Search the material below for the string "Bourgogne" and extract each line that has it.

= GIVEN ENTRIES =
────────────────

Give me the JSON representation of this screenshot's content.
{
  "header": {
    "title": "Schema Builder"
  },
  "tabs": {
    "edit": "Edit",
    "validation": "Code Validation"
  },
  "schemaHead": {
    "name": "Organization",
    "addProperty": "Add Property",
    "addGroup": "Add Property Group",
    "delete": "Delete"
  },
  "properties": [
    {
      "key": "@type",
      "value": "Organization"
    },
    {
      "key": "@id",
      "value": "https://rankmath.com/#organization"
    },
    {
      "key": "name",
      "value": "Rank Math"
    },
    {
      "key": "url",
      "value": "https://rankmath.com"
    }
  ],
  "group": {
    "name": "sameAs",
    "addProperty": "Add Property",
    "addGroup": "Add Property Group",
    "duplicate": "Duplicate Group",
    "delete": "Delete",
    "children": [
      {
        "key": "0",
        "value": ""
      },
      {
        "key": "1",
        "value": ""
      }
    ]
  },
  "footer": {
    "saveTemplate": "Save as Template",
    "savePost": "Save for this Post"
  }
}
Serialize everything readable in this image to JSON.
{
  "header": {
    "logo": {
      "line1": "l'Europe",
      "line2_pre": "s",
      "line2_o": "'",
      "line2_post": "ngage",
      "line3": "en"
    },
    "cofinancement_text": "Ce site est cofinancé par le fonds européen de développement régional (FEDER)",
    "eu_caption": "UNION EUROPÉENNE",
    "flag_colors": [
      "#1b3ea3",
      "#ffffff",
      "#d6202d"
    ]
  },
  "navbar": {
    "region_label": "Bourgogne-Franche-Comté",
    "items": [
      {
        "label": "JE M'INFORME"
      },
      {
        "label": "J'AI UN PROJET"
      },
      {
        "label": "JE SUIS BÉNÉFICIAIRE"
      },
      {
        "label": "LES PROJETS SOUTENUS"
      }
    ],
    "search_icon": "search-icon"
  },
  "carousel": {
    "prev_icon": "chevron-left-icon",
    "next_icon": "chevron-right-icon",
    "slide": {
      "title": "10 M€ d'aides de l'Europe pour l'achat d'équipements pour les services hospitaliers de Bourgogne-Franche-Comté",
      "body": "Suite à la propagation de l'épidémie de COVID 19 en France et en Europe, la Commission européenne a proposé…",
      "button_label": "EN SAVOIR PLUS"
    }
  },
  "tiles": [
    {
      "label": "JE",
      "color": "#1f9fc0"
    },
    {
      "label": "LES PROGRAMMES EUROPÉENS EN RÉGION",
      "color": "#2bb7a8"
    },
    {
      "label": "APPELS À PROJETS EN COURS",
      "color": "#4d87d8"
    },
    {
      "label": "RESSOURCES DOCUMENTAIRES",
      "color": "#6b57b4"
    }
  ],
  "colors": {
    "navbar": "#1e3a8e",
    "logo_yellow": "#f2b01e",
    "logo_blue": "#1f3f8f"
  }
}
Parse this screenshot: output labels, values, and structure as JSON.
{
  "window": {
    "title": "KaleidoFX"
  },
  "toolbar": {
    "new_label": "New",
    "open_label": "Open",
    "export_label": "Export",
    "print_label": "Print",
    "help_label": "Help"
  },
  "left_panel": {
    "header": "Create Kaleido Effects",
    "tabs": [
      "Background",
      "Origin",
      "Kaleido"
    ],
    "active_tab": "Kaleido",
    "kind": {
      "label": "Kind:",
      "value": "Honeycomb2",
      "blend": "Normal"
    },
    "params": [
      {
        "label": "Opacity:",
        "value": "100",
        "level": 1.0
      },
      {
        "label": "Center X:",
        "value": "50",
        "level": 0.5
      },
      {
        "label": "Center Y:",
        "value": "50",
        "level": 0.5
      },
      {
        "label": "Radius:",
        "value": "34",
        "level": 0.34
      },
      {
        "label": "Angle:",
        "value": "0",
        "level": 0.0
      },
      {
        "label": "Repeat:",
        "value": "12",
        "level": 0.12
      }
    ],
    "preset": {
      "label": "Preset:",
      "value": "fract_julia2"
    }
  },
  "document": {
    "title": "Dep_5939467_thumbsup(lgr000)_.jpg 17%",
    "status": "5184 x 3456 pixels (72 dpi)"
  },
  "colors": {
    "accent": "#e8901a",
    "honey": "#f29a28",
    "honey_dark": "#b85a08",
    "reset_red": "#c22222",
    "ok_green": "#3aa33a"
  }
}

────────────────

= WORKED SOLUTION =
    "region_label": "Bourgogne-Franche-Comté",
      "title": "10 M€ d'aides de l'Europe pour l'achat d'équipements pour les services hospitaliers de Bourgogne-Franche-Comté",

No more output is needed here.